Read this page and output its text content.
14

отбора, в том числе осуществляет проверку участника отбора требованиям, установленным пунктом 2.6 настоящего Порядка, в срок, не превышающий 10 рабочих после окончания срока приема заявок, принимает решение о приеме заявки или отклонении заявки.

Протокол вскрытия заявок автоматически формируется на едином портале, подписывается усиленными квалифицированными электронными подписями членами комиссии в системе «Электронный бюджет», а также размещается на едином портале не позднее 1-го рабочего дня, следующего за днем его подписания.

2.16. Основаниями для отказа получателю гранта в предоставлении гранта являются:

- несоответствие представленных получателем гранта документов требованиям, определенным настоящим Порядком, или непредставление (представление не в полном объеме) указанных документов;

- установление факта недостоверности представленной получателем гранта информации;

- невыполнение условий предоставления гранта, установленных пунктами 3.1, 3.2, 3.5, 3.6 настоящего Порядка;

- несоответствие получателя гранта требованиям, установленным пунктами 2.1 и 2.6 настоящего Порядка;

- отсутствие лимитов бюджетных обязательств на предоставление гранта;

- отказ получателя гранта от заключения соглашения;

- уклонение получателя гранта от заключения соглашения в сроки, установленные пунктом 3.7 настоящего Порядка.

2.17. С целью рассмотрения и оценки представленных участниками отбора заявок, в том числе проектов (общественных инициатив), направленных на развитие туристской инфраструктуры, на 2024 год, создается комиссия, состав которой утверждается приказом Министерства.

What to do: Find the lines containing "заключения" and pull them out.

Full answer:
- отказ получателя гранта от заключения соглашения;
- уклонение получателя гранта от заключения соглашения в сроки, установленные пунктом 3.7 настоящего Порядка.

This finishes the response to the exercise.